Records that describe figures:
-------
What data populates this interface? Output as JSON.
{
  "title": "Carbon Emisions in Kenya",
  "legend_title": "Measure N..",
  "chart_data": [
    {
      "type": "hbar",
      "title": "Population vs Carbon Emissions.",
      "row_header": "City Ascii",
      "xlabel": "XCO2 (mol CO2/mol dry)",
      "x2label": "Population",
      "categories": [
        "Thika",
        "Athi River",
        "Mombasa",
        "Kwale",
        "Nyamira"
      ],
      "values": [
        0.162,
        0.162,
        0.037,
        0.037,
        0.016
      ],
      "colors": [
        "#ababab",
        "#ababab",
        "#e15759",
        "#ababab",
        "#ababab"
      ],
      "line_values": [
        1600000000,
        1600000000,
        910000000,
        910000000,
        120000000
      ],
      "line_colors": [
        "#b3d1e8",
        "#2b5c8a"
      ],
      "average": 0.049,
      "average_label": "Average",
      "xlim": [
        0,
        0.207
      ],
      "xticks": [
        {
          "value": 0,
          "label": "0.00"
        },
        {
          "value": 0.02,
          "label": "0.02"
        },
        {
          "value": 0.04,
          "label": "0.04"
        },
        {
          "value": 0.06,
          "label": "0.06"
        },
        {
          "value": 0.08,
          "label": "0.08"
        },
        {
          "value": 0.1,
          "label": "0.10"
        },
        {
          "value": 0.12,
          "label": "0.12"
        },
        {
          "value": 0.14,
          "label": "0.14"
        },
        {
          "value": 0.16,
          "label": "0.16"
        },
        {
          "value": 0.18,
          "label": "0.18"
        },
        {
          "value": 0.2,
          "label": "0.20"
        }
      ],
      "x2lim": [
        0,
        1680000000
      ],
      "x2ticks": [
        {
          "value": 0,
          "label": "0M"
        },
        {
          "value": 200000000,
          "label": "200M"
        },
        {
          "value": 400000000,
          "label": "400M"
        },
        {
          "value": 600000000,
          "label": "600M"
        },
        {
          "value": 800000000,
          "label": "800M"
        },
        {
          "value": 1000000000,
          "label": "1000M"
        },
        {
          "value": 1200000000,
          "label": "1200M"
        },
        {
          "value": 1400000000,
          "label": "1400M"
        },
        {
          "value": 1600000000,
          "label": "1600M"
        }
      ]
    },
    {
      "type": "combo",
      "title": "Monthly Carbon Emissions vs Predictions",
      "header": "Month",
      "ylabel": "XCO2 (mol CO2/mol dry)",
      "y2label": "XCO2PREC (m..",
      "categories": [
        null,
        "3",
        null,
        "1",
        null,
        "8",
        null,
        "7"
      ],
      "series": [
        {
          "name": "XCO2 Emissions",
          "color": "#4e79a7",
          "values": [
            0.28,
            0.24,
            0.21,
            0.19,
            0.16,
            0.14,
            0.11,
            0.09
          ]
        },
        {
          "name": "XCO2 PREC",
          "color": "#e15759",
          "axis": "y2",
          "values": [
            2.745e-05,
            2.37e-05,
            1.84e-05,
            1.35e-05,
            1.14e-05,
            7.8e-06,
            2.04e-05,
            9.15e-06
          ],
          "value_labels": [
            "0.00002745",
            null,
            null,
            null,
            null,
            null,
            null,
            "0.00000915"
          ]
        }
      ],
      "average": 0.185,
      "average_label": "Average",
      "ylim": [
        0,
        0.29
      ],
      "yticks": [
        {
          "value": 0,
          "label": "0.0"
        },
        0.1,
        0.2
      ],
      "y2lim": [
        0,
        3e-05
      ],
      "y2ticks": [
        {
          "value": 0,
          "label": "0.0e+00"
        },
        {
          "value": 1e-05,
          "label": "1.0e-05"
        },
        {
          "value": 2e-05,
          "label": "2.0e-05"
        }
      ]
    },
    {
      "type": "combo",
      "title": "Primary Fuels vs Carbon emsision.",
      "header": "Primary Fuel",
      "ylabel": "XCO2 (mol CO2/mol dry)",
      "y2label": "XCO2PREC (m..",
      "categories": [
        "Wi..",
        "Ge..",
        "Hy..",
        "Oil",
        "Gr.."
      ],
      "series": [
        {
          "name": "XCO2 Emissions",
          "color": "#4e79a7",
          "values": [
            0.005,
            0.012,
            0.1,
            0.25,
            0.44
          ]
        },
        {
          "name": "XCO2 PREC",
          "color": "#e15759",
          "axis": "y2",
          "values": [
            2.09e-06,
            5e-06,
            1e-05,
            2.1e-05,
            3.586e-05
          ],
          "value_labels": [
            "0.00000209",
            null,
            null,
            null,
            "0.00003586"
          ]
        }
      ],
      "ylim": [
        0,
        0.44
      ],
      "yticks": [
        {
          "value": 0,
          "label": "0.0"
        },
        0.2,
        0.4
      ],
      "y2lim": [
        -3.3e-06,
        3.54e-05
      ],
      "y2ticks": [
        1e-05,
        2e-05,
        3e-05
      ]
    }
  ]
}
-------
**SHORT TASK:** Retype the records in full. Keep every line identical to the original.

**SOLVED EXERCISE:**
What data populates this interface? Output as JSON.
{
  "title": "Carbon Emisions in Kenya",
  "legend_title": "Measure N..",
  "chart_data": [
    {
      "type": "hbar",
      "title": "Population vs Carbon Emissions.",
      "row_header": "City Ascii",
      "xlabel": "XCO2 (mol CO2/mol dry)",
      "x2label": "Population",
      "categories": [
        "Thika",
        "Athi River",
        "Mombasa",
        "Kwale",
        "Nyamira"
      ],
      "values": [
        0.162,
        0.162,
        0.037,
        0.037,
        0.016
      ],
      "colors": [
        "#ababab",
        "#ababab",
        "#e15759",
        "#ababab",
        "#ababab"
      ],
      "line_values": [
        1600000000,
        1600000000,
        910000000,
        910000000,
        120000000
      ],
      "line_colors": [
        "#b3d1e8",
        "#2b5c8a"
      ],
      "average": 0.049,
      "average_label": "Average",
      "xlim": [
        0,
        0.207
      ],
      "xticks": [
        {
          "value": 0,
          "label": "0.00"
        },
        {
          "value": 0.02,
          "label": "0.02"
        },
        {
          "value": 0.04,
          "label": "0.04"
        },
        {
          "value": 0.06,
          "label": "0.06"
        },
        {
          "value": 0.08,
          "label": "0.08"
        },
        {
          "value": 0.1,
          "label": "0.10"
        },
        {
          "value": 0.12,
          "label": "0.12"
        },
        {
          "value": 0.14,
          "label": "0.14"
        },
        {
          "value": 0.16,
          "label": "0.16"
        },
        {
          "value": 0.18,
          "label": "0.18"
        },
        {
          "value": 0.2,
          "label": "0.20"
        }
      ],
      "x2lim": [
        0,
        1680000000
      ],
      "x2ticks": [
        {
          "value": 0,
          "label": "0M"
        },
        {
          "value": 200000000,
          "label": "200M"
        },
        {
          "value": 400000000,
          "label": "400M"
        },
        {
          "value": 600000000,
          "label": "600M"
        },
        {
          "value": 800000000,
          "label": "800M"
        },
        {
          "value": 1000000000,
          "label": "1000M"
        },
        {
          "value": 1200000000,
          "label": "1200M"
        },
        {
          "value": 1400000000,
          "label": "1400M"
        },
        {
          "value": 1600000000,
          "label": "1600M"
        }
      ]
    },
    {
      "type": "combo",
      "title": "Monthly Carbon Emissions vs Predictions",
      "header": "Month",
      "ylabel": "XCO2 (mol CO2/mol dry)",
      "y2label": "XCO2PREC (m..",
      "categories": [
        null,
        "3",
        null,
        "1",
        null,
        "8",
        null,
        "7"
      ],
      "series": [
        {
          "name": "XCO2 Emissions",
          "color": "#4e79a7",
          "values": [
            0.28,
            0.24,
            0.21,
            0.19,
            0.16,
            0.14,
            0.11,
            0.09
          ]
        },
        {
          "name": "XCO2 PREC",
          "color": "#e15759",
          "axis": "y2",
          "values": [
            2.745e-05,
            2.37e-05,
            1.84e-05,
            1.35e-05,
            1.14e-05,
            7.8e-06,
            2.04e-05,
            9.15e-06
          ],
          "value_labels": [
            "0.00002745",
            null,
            null,
            null,
            null,
            null,
            null,
            "0.00000915"
          ]
        }
      ],
      "average": 0.185,
      "average_label": "Average",
      "ylim": [
        0,
        0.29
      ],
      "yticks": [
        {
          "value": 0,
          "label": "0.0"
        },
        0.1,
        0.2
      ],
      "y2lim": [
        0,
        3e-05
      ],
      "y2ticks": [
        {
          "value": 0,
          "label": "0.0e+00"
        },
        {
          "value": 1e-05,
          "label": "1.0e-05"
        },
        {
          "value": 2e-05,
          "label": "2.0e-05"
        }
      ]
    },
    {
      "type": "combo",
      "title": "Primary Fuels vs Carbon emsision.",
      "header": "Primary Fuel",
      "ylabel": "XCO2 (mol CO2/mol dry)",
      "y2label": "XCO2PREC (m..",
      "categories": [
        "Wi..",
        "Ge..",
        "Hy..",
        "Oil",
        "Gr.."
      ],
      "series": [
        {
          "name": "XCO2 Emissions",
          "color": "#4e79a7",
          "values": [
            0.005,
            0.012,
            0.1,
            0.25,
            0.44
          ]
        },
        {
          "name": "XCO2 PREC",
          "color": "#e15759",
          "axis": "y2",
          "values": [
            2.09e-06,
            5e-06,
            1e-05,
            2.1e-05,
            3.586e-05
          ],
          "value_labels": [
            "0.00000209",
            null,
            null,
            null,
            "0.00003586"
          ]
        }
      ],
      "ylim": [
        0,
        0.44
      ],
      "yticks": [
        {
          "value": 0,
          "label": "0.0"
        },
        0.2,
        0.4
      ],
      "y2lim": [
        -3.3e-06,
        3.54e-05
      ],
      "y2ticks": [
        1e-05,
        2e-05,
        3e-05
      ]
    }
  ]
}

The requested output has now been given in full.